Collected data:
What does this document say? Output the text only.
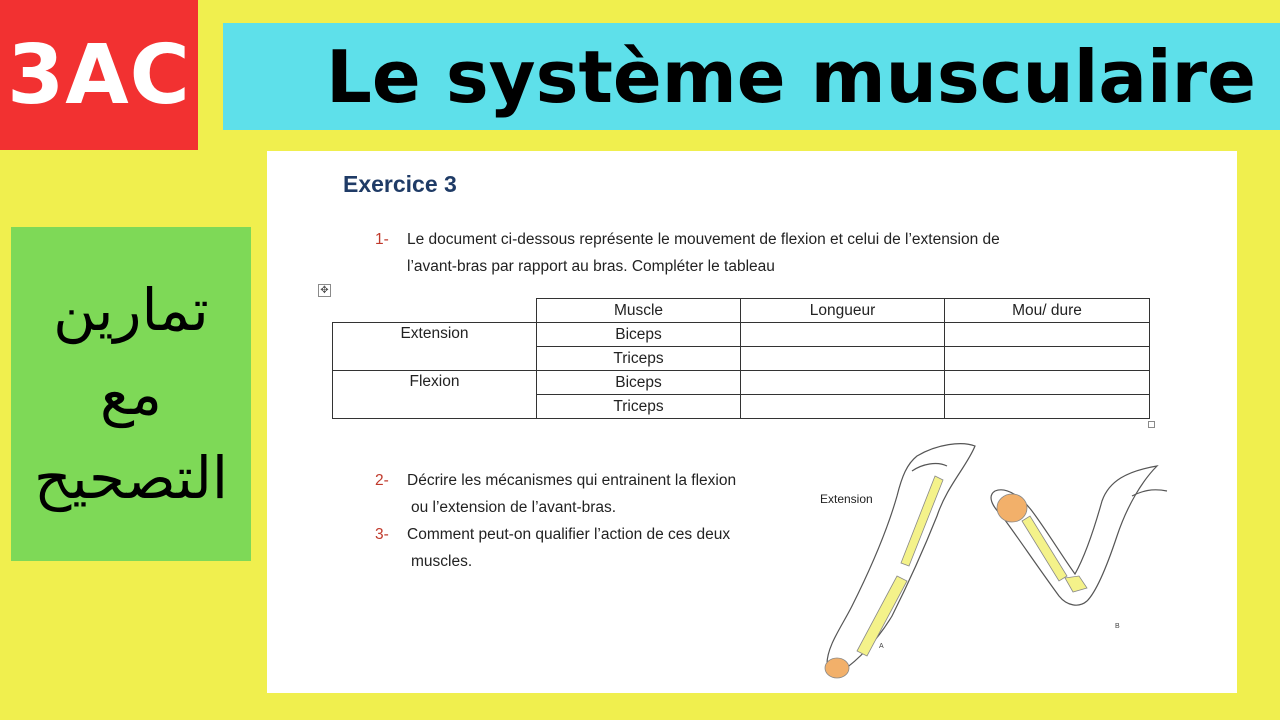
3AC Le système musculaire
تمارين
مع
التصحيح
Exercice 3
1- Le document ci-dessous représente le mouvement de flexion et celui de l’extension de
l’avant-bras par rapport au bras. Compléter le tableau
✥
	Muscle	Longueur	Mou/ dure
Extension	Biceps		
	Triceps		
Flexion	Biceps		
	Triceps		
2- Décrire les mécanismes qui entrainent la flexion
ou l’extension de l’avant-bras.
3- Comment peut-on qualifier l’action de ces deux
muscles.
Extension
A
B
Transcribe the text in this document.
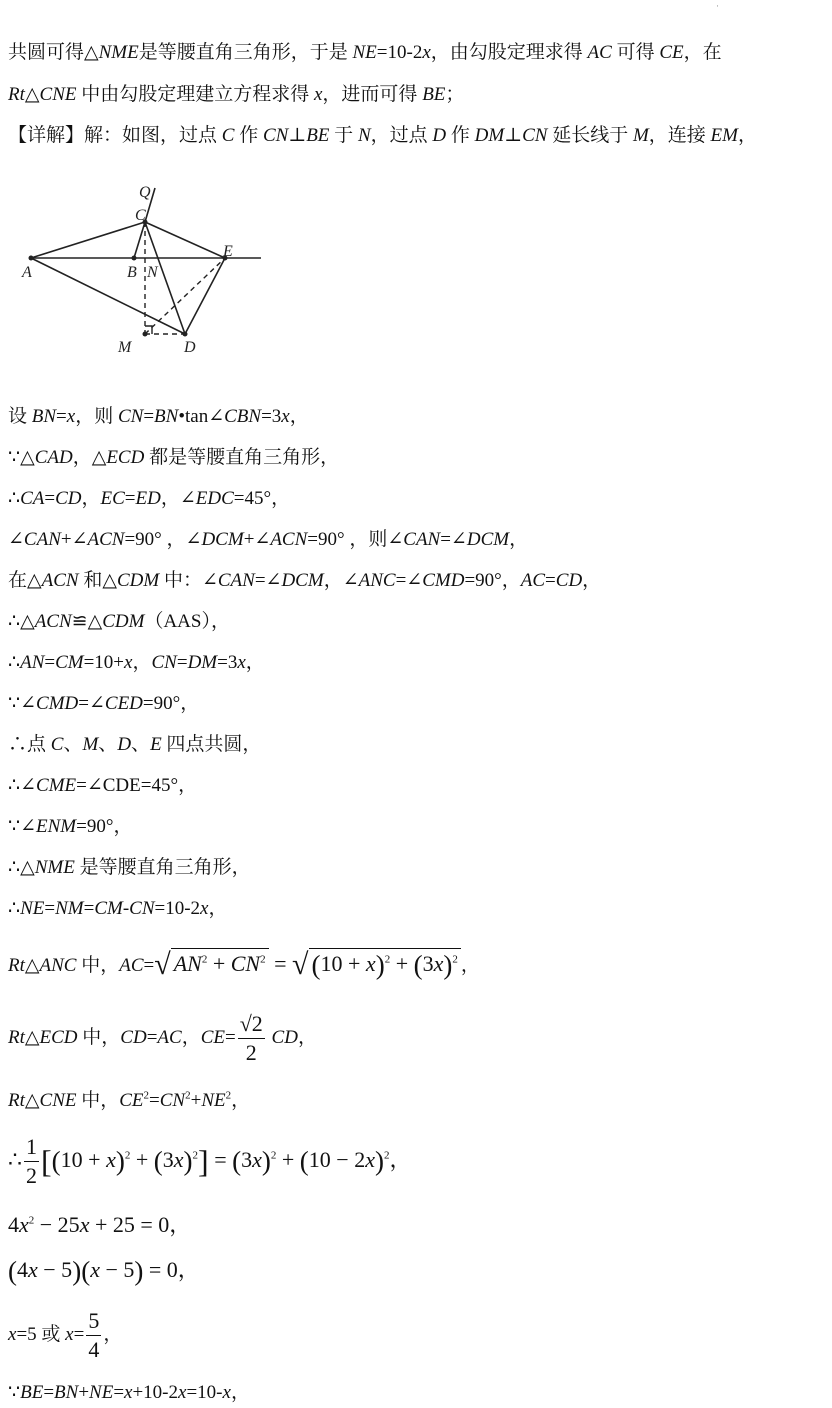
·
共圆可得△NME是等腰直角三角形，于是 NE=10-2x，由勾股定理求得 AC 可得 CE，在
Rt△CNE 中由勾股定理建立方程求得 x，进而可得 BE；
【详解】解：如图，过点 C 作 CN⊥BE 于 N，过点 D 作 DM⊥CN 延长线于 M，连接 EM，
Q
C
A	B N
E
M	D
设 BN=x，则 CN=BN•tan∠CBN=3x，
∵△CAD，△ECD 都是等腰直角三角形，
∴CA=CD，EC=ED，∠EDC=45°，
∠CAN+∠ACN=90° ，∠DCM+∠ACN=90° ，则∠CAN=∠DCM，
在△ACN 和△CDM 中：∠CAN=∠DCM，∠ANC=∠CMD=90°，AC=CD，
∴△ACN≌△CDM（AAS），
∴AN=CM=10+x，CN=DM=3x，
∵∠CMD=∠CED=90°，
∴点 C、M、D、E 四点共圆，
∴∠CME=∠CDE=45°，
∵∠ENM=90°，
∴△NME 是等腰直角三角形，
∴NE=NM=CM-CN=10-2x，
Rt△ANC 中，AC=√ $AN^2 + CN^2$ = √ $(10 + x)^2 + (3x)^2$ ，
Rt△ECD 中，CD=AC，$CE= \frac{√2}{2}$ CD，
Rt△CNE 中，$CE^2=CN^2+NE^2$，
∴ $\frac{1}{2} [(10 + x)^2 + (3x)^2] = (3x)^2 + (10 - 2x)^2$，
$4x^2 - 25x + 25 = 0$，
(4x − 5)(x − 5) = 0，
x=5 或 $x= \frac{5}{4}$ ，
∵BE=BN+NE=x+10-2x=10-x，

* [SET PROBLEM]: Make an exact copy of the records above, with the pictures left out.

* [SOLUTION BELOW]:
What does this document say? Output the text only.
3AC Le système musculaire
تمارين
مع
التصحيح
Exercice 3
1- Le document ci-dessous représente le mouvement de flexion et celui de l’extension de
l’avant-bras par rapport au bras. Compléter le tableau
✥
	Muscle	Longueur	Mou/ dure
Extension	Biceps		
	Triceps		
Flexion	Biceps		
	Triceps		
2- Décrire les mécanismes qui entrainent la flexion
ou l’extension de l’avant-bras.
3- Comment peut-on qualifier l’action de ces deux
muscles.
Extension
A
B
Transcribe the text in this document.
·
共圆可得△NME是等腰直角三角形，于是 NE=10-2x，由勾股定理求得 AC 可得 CE，在
Rt△CNE 中由勾股定理建立方程求得 x，进而可得 BE；
【详解】解：如图，过点 C 作 CN⊥BE 于 N，过点 D 作 DM⊥CN 延长线于 M，连接 EM，
Q
C
A	B N
E
M	D
设 BN=x，则 CN=BN•tan∠CBN=3x，
∵△CAD，△ECD 都是等腰直角三角形，
∴CA=CD，EC=ED，∠EDC=45°，
∠CAN+∠ACN=90° ，∠DCM+∠ACN=90° ，则∠CAN=∠DCM，
在△ACN 和△CDM 中：∠CAN=∠DCM，∠ANC=∠CMD=90°，AC=CD，
∴△ACN≌△CDM（AAS），
∴AN=CM=10+x，CN=DM=3x，
∵∠CMD=∠CED=90°，
∴点 C、M、D、E 四点共圆，
∴∠CME=∠CDE=45°，
∵∠ENM=90°，
∴△NME 是等腰直角三角形，
∴NE=NM=CM-CN=10-2x，
Rt△ANC 中，AC=√ $AN^2 + CN^2$ = √ $(10 + x)^2 + (3x)^2$ ，
Rt△ECD 中，CD=AC，$CE= \frac{√2}{2}$ CD，
Rt△CNE 中，$CE^2=CN^2+NE^2$，
∴ $\frac{1}{2} [(10 + x)^2 + (3x)^2] = (3x)^2 + (10 - 2x)^2$，
$4x^2 - 25x + 25 = 0$，
(4x − 5)(x − 5) = 0，
x=5 或 $x= \frac{5}{4}$ ，
∵BE=BN+NE=x+10-2x=10-x，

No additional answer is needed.